• **抜粋**:
_ _ _ _ _

名大関の素顔とは――。大相撲の元大関琴奨菊(36=佐渡ヶ嶽)が現役を引退し、年寄「秀ノ山」を襲名した。がぶり寄りを武器に看板力士となり、2016年初場所で日本出身力士として10年ぶりに優勝。最後の仕切りの前に大きく背中を反らせる「琴バウアー」が代名詞となり、人気者になった。引退会見(15日)では「できることはすべて土俵に置いてきた」と語り完全燃焼で土俵を去ったが、琴奨菊を誰より取材してきた本紙記者が現役時代の“秘話”を一挙公開する。

 現役最後の相撲となった11月場所6日目(13日)の夜、琴奨菊からのメールが記者に届いた。「いろいろ考えましたが、現役生活をここで終わりにします」――。生真面目な元大関らしく、これまでの感謝の思いなどがつづられていた。

 9月の秋場所で負傷した左ふくらはぎは思うように回復しなかった。今場所は何重にもテーピングを施して15年ぶりに十両の土俵に上がったが、本来の相撲とは程遠い内容。「体が言うことを聞かない」と最後は潔く引退する道を選んだ。

 自らの相撲道を追求すると同時に、誰よりもファンの存在を第一に考える力士だった。春場所を控えた2月下旬。当時の角界は新型コロナウイルス禍で大揺れだった。無観客開催か、中止か。若手や中堅力士を中心に「無観客でやるぐらいなら中止にしたほうがいい」との声が相次ぐ中、琴奨菊は迷うことなく言い切った。「無観客でも絶対にやるべきだと思う。テレビ(中継)だけでもいい。見ている人たちに伝わるものがあるはず」

 実際、琴奨菊は春場所の開催を信じて疑わなかった。日本相撲協会は3月1日、史上初の無観客開催を決定。その数時間前、琴奨菊は兵庫・尼崎市の田子ノ浦部屋宿舎にいた。元横綱稀勢の里の荒磯親方(34)と三番稽古を敢行。ベストの状態で土俵に立つために、現役時代にしのぎを削り合ったライバルと無心でぶつかり合った。

_ _ _ _ _

• **渡された行**:
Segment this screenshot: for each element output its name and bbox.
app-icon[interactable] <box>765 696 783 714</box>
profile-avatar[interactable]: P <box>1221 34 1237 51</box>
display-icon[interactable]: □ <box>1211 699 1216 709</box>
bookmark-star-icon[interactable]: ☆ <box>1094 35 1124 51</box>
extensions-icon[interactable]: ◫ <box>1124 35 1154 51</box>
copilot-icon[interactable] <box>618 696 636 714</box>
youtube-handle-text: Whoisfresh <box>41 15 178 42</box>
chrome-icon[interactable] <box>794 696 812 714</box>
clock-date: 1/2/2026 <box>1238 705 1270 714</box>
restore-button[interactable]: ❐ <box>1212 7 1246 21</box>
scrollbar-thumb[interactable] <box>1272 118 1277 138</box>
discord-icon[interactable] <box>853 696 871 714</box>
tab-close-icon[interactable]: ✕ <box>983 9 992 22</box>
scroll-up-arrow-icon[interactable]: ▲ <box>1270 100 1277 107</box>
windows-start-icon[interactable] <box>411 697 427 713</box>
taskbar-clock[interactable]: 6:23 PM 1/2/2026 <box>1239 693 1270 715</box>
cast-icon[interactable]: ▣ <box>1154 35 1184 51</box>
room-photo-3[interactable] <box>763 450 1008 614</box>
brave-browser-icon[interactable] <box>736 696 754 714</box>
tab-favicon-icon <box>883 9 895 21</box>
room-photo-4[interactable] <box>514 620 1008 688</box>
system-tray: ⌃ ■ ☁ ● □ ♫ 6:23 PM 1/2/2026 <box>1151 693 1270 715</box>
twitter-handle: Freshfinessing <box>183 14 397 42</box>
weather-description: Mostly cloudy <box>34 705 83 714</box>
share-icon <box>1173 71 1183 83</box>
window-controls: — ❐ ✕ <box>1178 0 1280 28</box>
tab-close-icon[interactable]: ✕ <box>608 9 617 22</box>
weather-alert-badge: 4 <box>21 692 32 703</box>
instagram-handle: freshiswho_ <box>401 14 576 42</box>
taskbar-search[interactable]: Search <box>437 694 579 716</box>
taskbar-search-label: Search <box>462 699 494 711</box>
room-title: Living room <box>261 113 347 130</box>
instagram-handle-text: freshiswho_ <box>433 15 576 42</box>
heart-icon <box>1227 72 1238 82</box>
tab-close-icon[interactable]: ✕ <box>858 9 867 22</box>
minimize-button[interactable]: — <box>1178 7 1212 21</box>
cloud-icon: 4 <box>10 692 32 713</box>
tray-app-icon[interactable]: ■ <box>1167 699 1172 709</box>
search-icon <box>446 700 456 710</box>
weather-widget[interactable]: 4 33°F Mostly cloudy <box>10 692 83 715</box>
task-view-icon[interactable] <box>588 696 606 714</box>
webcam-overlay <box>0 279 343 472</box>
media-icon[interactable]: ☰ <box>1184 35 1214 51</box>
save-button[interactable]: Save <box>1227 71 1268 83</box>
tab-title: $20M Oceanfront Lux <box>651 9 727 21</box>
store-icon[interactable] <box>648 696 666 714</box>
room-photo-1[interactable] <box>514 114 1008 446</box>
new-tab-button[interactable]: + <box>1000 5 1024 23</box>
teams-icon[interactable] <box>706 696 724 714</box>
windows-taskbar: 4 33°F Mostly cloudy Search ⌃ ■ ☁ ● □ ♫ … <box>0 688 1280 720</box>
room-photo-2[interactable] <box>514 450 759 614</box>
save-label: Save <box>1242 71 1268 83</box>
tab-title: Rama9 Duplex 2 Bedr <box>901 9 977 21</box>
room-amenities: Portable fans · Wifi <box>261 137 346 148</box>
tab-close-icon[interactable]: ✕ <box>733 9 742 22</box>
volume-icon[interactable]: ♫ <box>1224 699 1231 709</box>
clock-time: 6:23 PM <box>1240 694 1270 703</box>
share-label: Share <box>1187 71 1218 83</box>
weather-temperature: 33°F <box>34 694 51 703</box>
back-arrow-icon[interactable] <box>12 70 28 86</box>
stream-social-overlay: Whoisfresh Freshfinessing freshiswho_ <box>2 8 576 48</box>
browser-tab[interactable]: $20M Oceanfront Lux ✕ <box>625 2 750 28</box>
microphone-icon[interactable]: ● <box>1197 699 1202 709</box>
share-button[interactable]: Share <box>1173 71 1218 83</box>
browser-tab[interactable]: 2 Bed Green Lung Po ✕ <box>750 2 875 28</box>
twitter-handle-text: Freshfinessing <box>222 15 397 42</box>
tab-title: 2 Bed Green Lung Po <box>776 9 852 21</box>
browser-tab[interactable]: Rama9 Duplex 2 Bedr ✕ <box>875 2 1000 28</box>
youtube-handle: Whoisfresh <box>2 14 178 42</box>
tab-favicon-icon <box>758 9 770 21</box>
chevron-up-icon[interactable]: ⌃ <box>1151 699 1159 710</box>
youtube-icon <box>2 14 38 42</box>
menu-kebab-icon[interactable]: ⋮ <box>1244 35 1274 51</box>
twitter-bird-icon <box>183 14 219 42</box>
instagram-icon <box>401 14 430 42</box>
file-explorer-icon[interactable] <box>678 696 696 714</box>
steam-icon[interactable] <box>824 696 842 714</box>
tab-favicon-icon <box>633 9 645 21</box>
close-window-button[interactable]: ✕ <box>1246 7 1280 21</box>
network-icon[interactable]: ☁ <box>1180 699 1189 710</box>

_ _ _ _ _

抜粋では、琴奨菊は引退後にどの年寄名を襲名したと書かれていますか。

• **この課題の答え**:
年寄「秀ノ山」を襲名しました。